[Dataset entries on figures]
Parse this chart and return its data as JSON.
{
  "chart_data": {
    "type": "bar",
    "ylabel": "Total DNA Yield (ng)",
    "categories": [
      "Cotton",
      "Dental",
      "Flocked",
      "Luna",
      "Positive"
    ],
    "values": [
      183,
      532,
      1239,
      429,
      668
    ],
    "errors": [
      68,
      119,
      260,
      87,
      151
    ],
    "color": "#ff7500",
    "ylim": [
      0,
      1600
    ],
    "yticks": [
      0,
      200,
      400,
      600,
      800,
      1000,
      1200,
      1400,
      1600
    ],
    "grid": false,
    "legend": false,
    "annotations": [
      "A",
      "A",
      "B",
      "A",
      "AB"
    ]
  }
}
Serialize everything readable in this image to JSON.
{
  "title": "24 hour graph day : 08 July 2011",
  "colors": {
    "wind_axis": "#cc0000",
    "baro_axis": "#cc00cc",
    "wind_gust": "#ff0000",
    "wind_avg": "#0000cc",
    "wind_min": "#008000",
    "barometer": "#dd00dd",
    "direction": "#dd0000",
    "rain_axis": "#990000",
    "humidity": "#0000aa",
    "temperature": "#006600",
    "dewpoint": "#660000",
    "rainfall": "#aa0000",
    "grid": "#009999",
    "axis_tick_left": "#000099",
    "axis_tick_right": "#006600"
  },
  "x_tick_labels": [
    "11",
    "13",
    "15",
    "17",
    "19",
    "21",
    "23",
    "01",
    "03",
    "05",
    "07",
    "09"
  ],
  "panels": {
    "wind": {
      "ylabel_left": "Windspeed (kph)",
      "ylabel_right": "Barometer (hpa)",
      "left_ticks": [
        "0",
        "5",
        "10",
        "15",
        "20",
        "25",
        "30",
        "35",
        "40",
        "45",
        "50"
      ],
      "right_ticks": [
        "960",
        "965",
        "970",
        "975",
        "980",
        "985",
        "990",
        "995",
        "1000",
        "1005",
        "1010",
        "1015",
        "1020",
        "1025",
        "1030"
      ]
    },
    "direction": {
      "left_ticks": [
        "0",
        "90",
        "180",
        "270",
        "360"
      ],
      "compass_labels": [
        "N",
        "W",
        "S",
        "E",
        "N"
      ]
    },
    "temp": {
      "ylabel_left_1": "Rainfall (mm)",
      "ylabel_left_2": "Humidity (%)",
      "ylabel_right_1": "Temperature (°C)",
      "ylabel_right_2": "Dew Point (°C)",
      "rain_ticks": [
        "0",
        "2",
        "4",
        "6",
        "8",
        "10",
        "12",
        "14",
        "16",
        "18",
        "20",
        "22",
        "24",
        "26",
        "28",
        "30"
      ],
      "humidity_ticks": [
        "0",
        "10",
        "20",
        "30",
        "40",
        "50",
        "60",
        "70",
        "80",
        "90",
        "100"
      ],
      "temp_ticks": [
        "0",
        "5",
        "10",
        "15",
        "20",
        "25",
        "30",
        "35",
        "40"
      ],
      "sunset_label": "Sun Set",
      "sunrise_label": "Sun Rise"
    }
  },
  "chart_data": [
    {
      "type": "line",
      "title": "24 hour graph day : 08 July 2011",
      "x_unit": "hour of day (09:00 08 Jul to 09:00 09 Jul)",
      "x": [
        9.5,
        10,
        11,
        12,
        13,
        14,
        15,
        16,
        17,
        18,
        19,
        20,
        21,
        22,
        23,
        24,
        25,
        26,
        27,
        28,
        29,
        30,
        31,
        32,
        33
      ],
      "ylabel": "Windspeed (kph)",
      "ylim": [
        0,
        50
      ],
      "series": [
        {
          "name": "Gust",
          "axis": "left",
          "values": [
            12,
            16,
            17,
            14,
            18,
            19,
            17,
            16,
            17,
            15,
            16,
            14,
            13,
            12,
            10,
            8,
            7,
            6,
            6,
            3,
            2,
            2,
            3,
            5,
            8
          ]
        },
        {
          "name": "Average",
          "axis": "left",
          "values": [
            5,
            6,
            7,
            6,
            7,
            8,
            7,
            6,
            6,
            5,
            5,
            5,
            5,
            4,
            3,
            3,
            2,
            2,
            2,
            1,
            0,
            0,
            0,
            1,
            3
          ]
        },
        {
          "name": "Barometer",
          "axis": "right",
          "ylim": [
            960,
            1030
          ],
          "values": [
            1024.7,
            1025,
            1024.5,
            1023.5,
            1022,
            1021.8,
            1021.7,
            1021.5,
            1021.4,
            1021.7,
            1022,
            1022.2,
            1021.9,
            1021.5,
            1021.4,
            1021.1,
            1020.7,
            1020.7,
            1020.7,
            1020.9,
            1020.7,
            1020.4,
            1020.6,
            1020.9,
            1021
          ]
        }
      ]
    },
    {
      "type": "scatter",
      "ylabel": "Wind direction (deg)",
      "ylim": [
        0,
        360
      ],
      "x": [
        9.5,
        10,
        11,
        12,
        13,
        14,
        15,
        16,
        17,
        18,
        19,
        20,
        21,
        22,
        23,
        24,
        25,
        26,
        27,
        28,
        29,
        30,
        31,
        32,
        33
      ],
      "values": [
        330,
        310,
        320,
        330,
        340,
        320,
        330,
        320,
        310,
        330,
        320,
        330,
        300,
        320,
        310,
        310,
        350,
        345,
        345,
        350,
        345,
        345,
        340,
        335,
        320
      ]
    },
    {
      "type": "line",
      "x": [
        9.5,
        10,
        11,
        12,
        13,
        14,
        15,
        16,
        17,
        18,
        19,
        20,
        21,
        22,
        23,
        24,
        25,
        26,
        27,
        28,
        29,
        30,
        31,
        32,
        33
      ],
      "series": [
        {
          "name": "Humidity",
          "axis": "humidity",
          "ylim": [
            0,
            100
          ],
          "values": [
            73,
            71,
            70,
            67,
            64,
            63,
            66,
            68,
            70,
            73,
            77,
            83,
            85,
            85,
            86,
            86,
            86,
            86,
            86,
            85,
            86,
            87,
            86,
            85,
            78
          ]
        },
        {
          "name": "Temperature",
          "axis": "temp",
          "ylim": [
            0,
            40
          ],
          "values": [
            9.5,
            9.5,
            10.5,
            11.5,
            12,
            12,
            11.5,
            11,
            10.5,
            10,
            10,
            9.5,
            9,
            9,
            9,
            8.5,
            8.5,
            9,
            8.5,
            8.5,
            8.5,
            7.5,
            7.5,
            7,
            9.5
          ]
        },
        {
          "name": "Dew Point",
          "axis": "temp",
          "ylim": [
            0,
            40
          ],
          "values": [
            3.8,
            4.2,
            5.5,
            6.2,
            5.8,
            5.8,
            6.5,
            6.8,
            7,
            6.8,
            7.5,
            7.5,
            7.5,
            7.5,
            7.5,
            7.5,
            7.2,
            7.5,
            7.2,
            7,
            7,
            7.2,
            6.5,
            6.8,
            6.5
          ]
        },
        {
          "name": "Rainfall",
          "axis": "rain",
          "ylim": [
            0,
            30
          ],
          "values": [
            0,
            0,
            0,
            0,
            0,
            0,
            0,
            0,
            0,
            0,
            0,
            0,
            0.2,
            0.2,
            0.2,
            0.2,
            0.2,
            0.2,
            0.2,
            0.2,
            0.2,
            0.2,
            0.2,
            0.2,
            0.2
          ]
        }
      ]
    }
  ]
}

> Exercise instructions
Copy every line from the entries that contains the word "July".

> Written solution
  "title": "24 hour graph day : 08 July 2011",
      "title": "24 hour graph day : 08 July 2011",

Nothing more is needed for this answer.